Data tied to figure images
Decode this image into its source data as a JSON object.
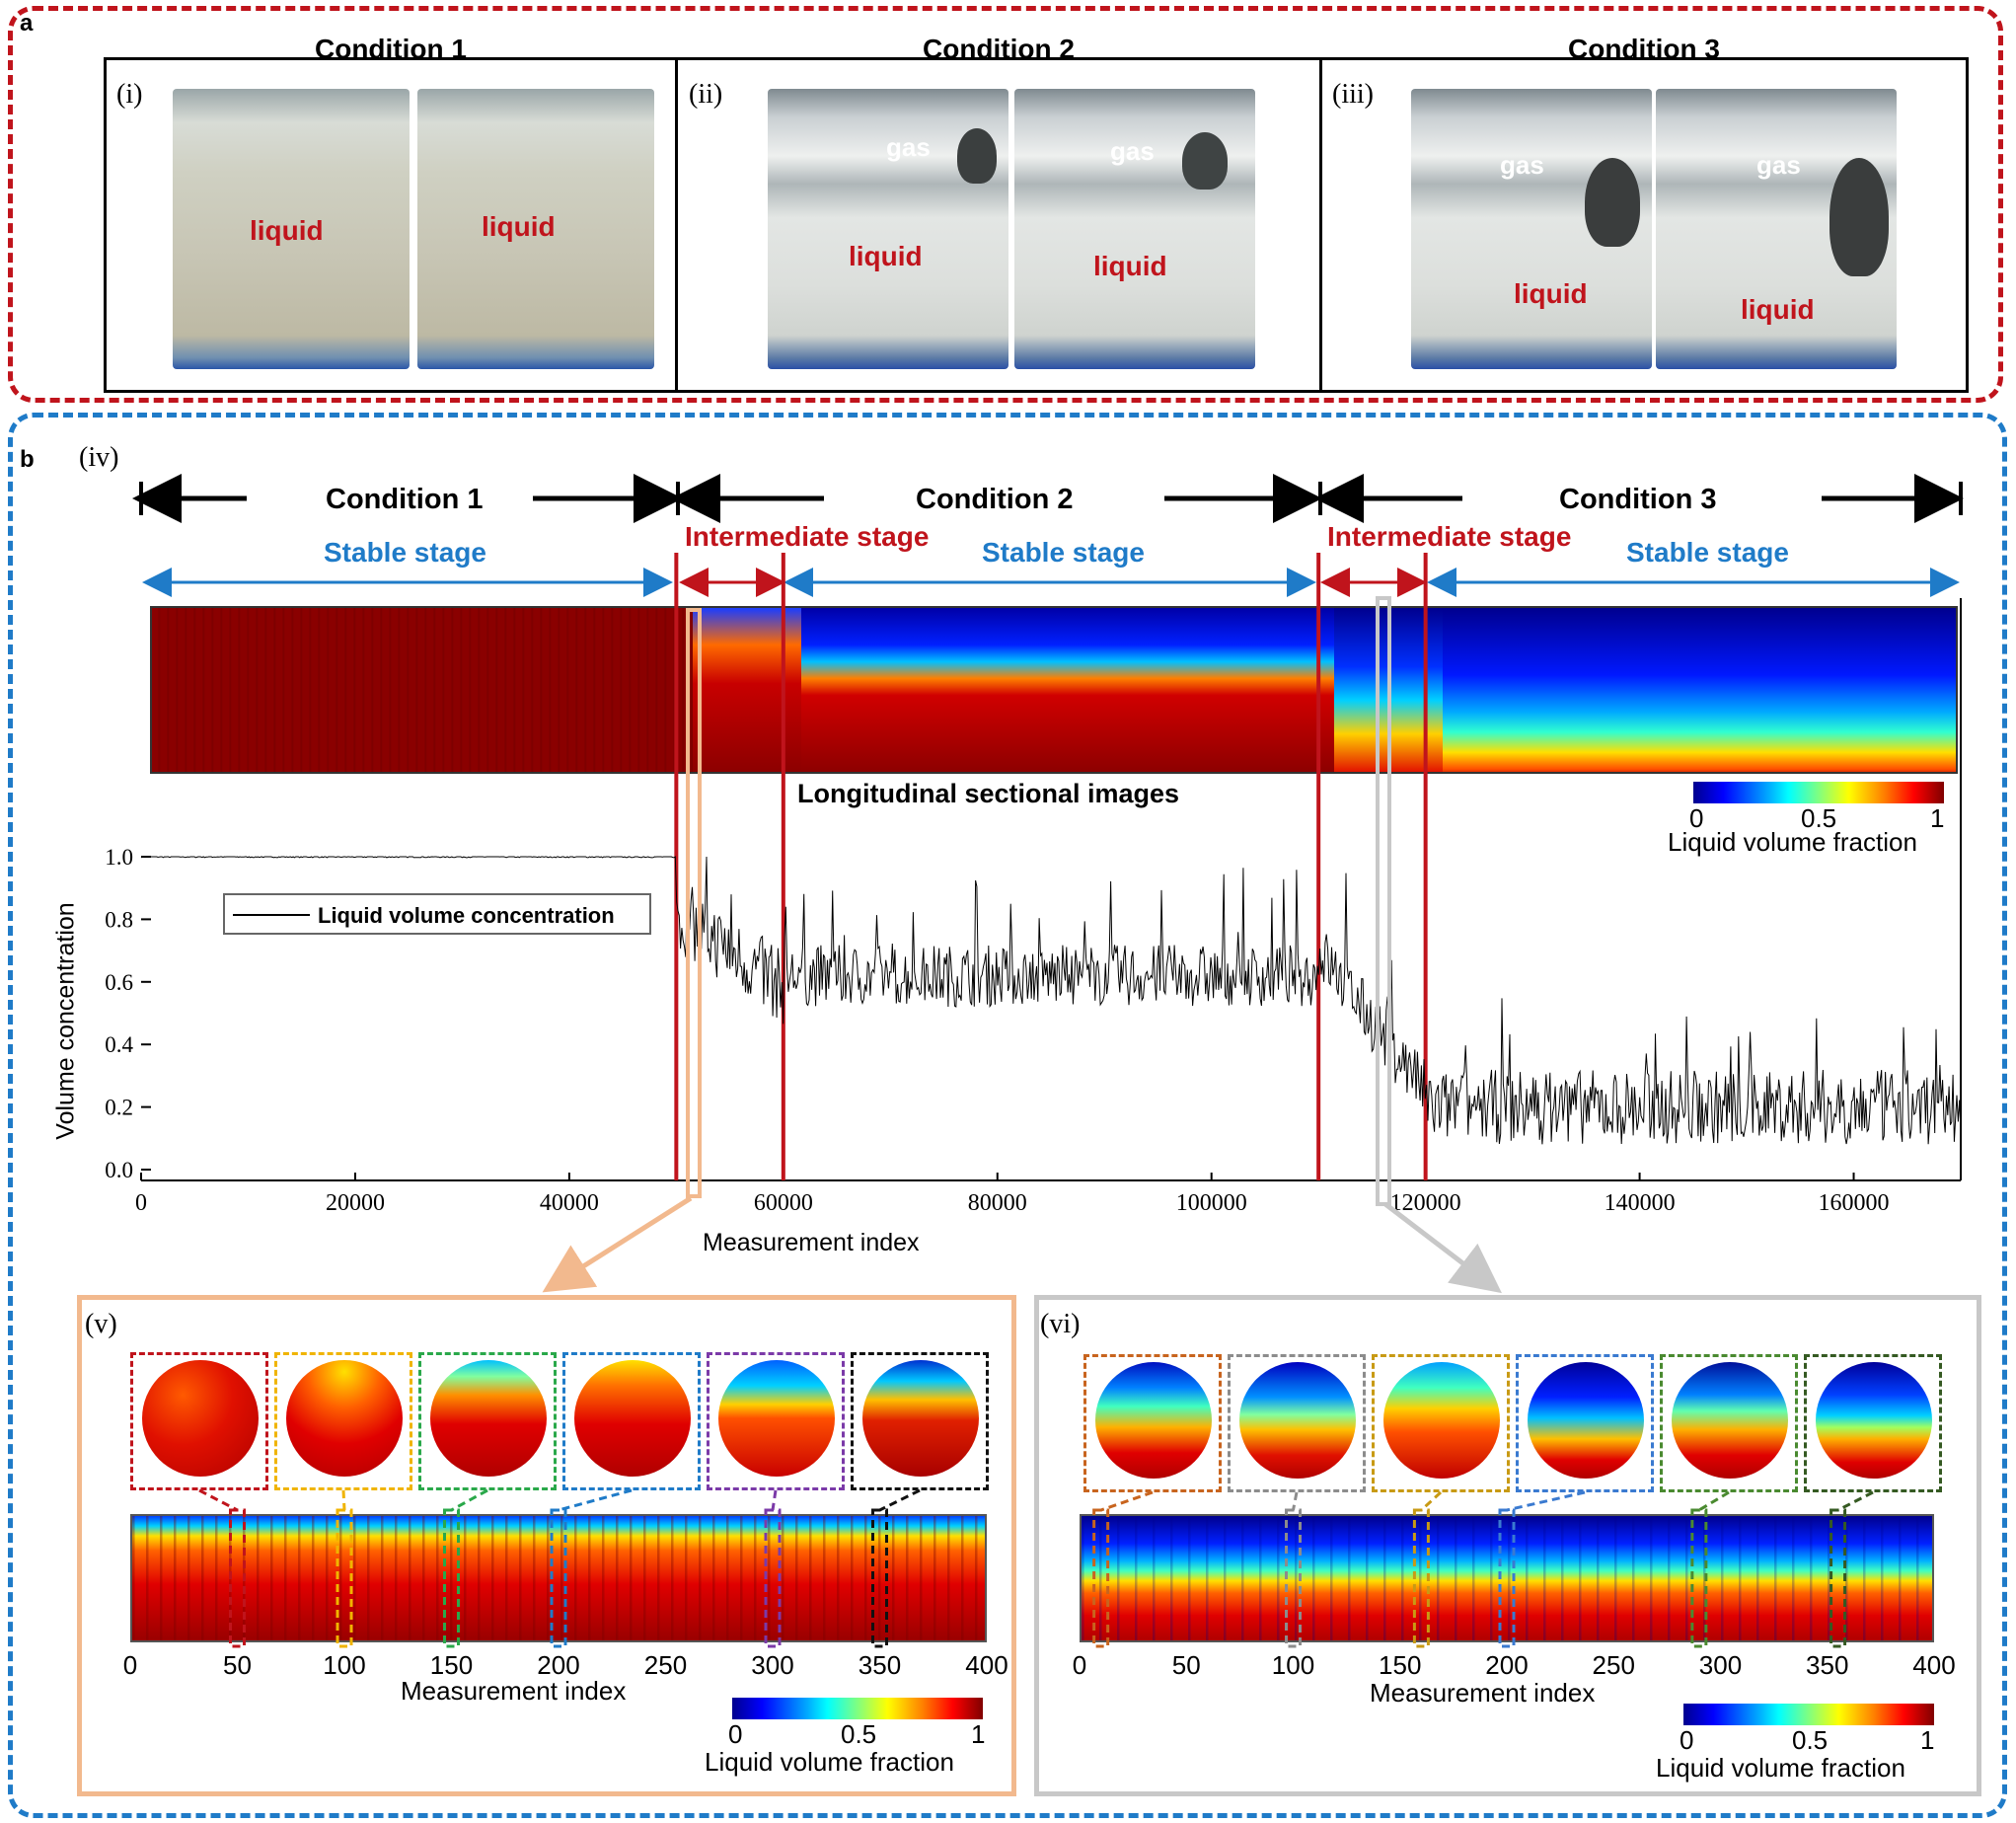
{
  "panel_a": {
    "label": "a",
    "conditions": [
      {
        "title": "Condition 1",
        "roman": "(i)",
        "photos": [
          {
            "gas": "",
            "liquid": "liquid"
          },
          {
            "gas": "",
            "liquid": "liquid"
          }
        ]
      },
      {
        "title": "Condition 2",
        "roman": "(ii)",
        "photos": [
          {
            "gas": "gas",
            "liquid": "liquid"
          },
          {
            "gas": "gas",
            "liquid": "liquid"
          }
        ]
      },
      {
        "title": "Condition 3",
        "roman": "(iii)",
        "photos": [
          {
            "gas": "gas",
            "liquid": "liquid"
          },
          {
            "gas": "gas",
            "liquid": "liquid"
          }
        ]
      }
    ]
  },
  "panel_b": {
    "label": "b",
    "roman_iv": "(iv)",
    "conditions": [
      "Condition 1",
      "Condition 2",
      "Condition 3"
    ],
    "stable_stage": "Stable stage",
    "intermediate_stage": "Intermediate stage",
    "heatmap_caption": "Longitudinal sectional images",
    "colorbar": {
      "min": "0",
      "mid": "0.5",
      "max": "1",
      "label": "Liquid volume fraction"
    },
    "colors": {
      "stage_red": "#c0141c",
      "stage_blue": "#1f7bc8",
      "zoom_v": "#f2b98e",
      "zoom_vi": "#c8c8c8"
    }
  },
  "chart_data": {
    "type": "line",
    "title": "",
    "xlabel": "Measurement index",
    "ylabel": "Volume concentration",
    "legend": "Liquid volume concentration",
    "xlim": [
      0,
      170000
    ],
    "ylim": [
      0.0,
      1.0
    ],
    "xticks": [
      "0",
      "20000",
      "40000",
      "60000",
      "80000",
      "100000",
      "120000",
      "140000",
      "160000"
    ],
    "yticks": [
      "0.0",
      "0.2",
      "0.4",
      "0.6",
      "0.8",
      "1.0"
    ],
    "stage_boundaries": [
      50000,
      60000,
      110000,
      120000
    ],
    "series": [
      {
        "name": "Liquid volume concentration",
        "segments": [
          {
            "x": [
              0,
              50000
            ],
            "mean": 1.0,
            "spread": 0.003
          },
          {
            "x": [
              50000,
              60000
            ],
            "mean_start": 0.82,
            "mean_end": 0.58,
            "spread": 0.12
          },
          {
            "x": [
              60000,
              110000
            ],
            "mean": 0.62,
            "spread": 0.1
          },
          {
            "x": [
              110000,
              120000
            ],
            "mean_start": 0.7,
            "mean_end": 0.25,
            "spread": 0.1
          },
          {
            "x": [
              120000,
              170000
            ],
            "mean": 0.2,
            "spread": 0.12
          }
        ]
      }
    ]
  },
  "panel_v": {
    "roman": "(v)",
    "xlabel": "Measurement index",
    "xticks": [
      "0",
      "50",
      "100",
      "150",
      "200",
      "250",
      "300",
      "350",
      "400"
    ],
    "highlight_index": [
      50,
      100,
      150,
      200,
      300,
      350
    ],
    "box_colors": [
      "#c0141c",
      "#f0b400",
      "#2aa84a",
      "#1f7bc8",
      "#7b3aa8",
      "#111111"
    ],
    "colorbar": {
      "min": "0",
      "mid": "0.5",
      "max": "1",
      "label": "Liquid volume fraction"
    }
  },
  "panel_vi": {
    "roman": "(vi)",
    "xlabel": "Measurement index",
    "xticks": [
      "0",
      "50",
      "100",
      "150",
      "200",
      "250",
      "300",
      "350",
      "400"
    ],
    "highlight_index": [
      10,
      100,
      160,
      200,
      290,
      355
    ],
    "box_colors": [
      "#c8641e",
      "#8c8c8c",
      "#c89a14",
      "#3a7ad0",
      "#4a8a30",
      "#355a22"
    ],
    "colorbar": {
      "min": "0",
      "mid": "0.5",
      "max": "1",
      "label": "Liquid volume fraction"
    }
  }
}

Work to complete
Write out every record above exactly as it stands, but leave out the pictures.

Solution to this exercise
Decode this image into its source data as a JSON object.
{
  "panel_a": {
    "label": "a",
    "conditions": [
      {
        "title": "Condition 1",
        "roman": "(i)",
        "photos": [
          {
            "gas": "",
            "liquid": "liquid"
          },
          {
            "gas": "",
            "liquid": "liquid"
          }
        ]
      },
      {
        "title": "Condition 2",
        "roman": "(ii)",
        "photos": [
          {
            "gas": "gas",
            "liquid": "liquid"
          },
          {
            "gas": "gas",
            "liquid": "liquid"
          }
        ]
      },
      {
        "title": "Condition 3",
        "roman": "(iii)",
        "photos": [
          {
            "gas": "gas",
            "liquid": "liquid"
          },
          {
            "gas": "gas",
            "liquid": "liquid"
          }
        ]
      }
    ]
  },
  "panel_b": {
    "label": "b",
    "roman_iv": "(iv)",
    "conditions": [
      "Condition 1",
      "Condition 2",
      "Condition 3"
    ],
    "stable_stage": "Stable stage",
    "intermediate_stage": "Intermediate stage",
    "heatmap_caption": "Longitudinal sectional images",
    "colorbar": {
      "min": "0",
      "mid": "0.5",
      "max": "1",
      "label": "Liquid volume fraction"
    },
    "colors": {
      "stage_red": "#c0141c",
      "stage_blue": "#1f7bc8",
      "zoom_v": "#f2b98e",
      "zoom_vi": "#c8c8c8"
    }
  },
  "chart_data": {
    "type": "line",
    "title": "",
    "xlabel": "Measurement index",
    "ylabel": "Volume concentration",
    "legend": "Liquid volume concentration",
    "xlim": [
      0,
      170000
    ],
    "ylim": [
      0.0,
      1.0
    ],
    "xticks": [
      "0",
      "20000",
      "40000",
      "60000",
      "80000",
      "100000",
      "120000",
      "140000",
      "160000"
    ],
    "yticks": [
      "0.0",
      "0.2",
      "0.4",
      "0.6",
      "0.8",
      "1.0"
    ],
    "stage_boundaries": [
      50000,
      60000,
      110000,
      120000
    ],
    "series": [
      {
        "name": "Liquid volume concentration",
        "segments": [
          {
            "x": [
              0,
              50000
            ],
            "mean": 1.0,
            "spread": 0.003
          },
          {
            "x": [
              50000,
              60000
            ],
            "mean_start": 0.82,
            "mean_end": 0.58,
            "spread": 0.12
          },
          {
            "x": [
              60000,
              110000
            ],
            "mean": 0.62,
            "spread": 0.1
          },
          {
            "x": [
              110000,
              120000
            ],
            "mean_start": 0.7,
            "mean_end": 0.25,
            "spread": 0.1
          },
          {
            "x": [
              120000,
              170000
            ],
            "mean": 0.2,
            "spread": 0.12
          }
        ]
      }
    ]
  },
  "panel_v": {
    "roman": "(v)",
    "xlabel": "Measurement index",
    "xticks": [
      "0",
      "50",
      "100",
      "150",
      "200",
      "250",
      "300",
      "350",
      "400"
    ],
    "highlight_index": [
      50,
      100,
      150,
      200,
      300,
      350
    ],
    "box_colors": [
      "#c0141c",
      "#f0b400",
      "#2aa84a",
      "#1f7bc8",
      "#7b3aa8",
      "#111111"
    ],
    "colorbar": {
      "min": "0",
      "mid": "0.5",
      "max": "1",
      "label": "Liquid volume fraction"
    }
  },
  "panel_vi": {
    "roman": "(vi)",
    "xlabel": "Measurement index",
    "xticks": [
      "0",
      "50",
      "100",
      "150",
      "200",
      "250",
      "300",
      "350",
      "400"
    ],
    "highlight_index": [
      10,
      100,
      160,
      200,
      290,
      355
    ],
    "box_colors": [
      "#c8641e",
      "#8c8c8c",
      "#c89a14",
      "#3a7ad0",
      "#4a8a30",
      "#355a22"
    ],
    "colorbar": {
      "min": "0",
      "mid": "0.5",
      "max": "1",
      "label": "Liquid volume fraction"
    }
  }
}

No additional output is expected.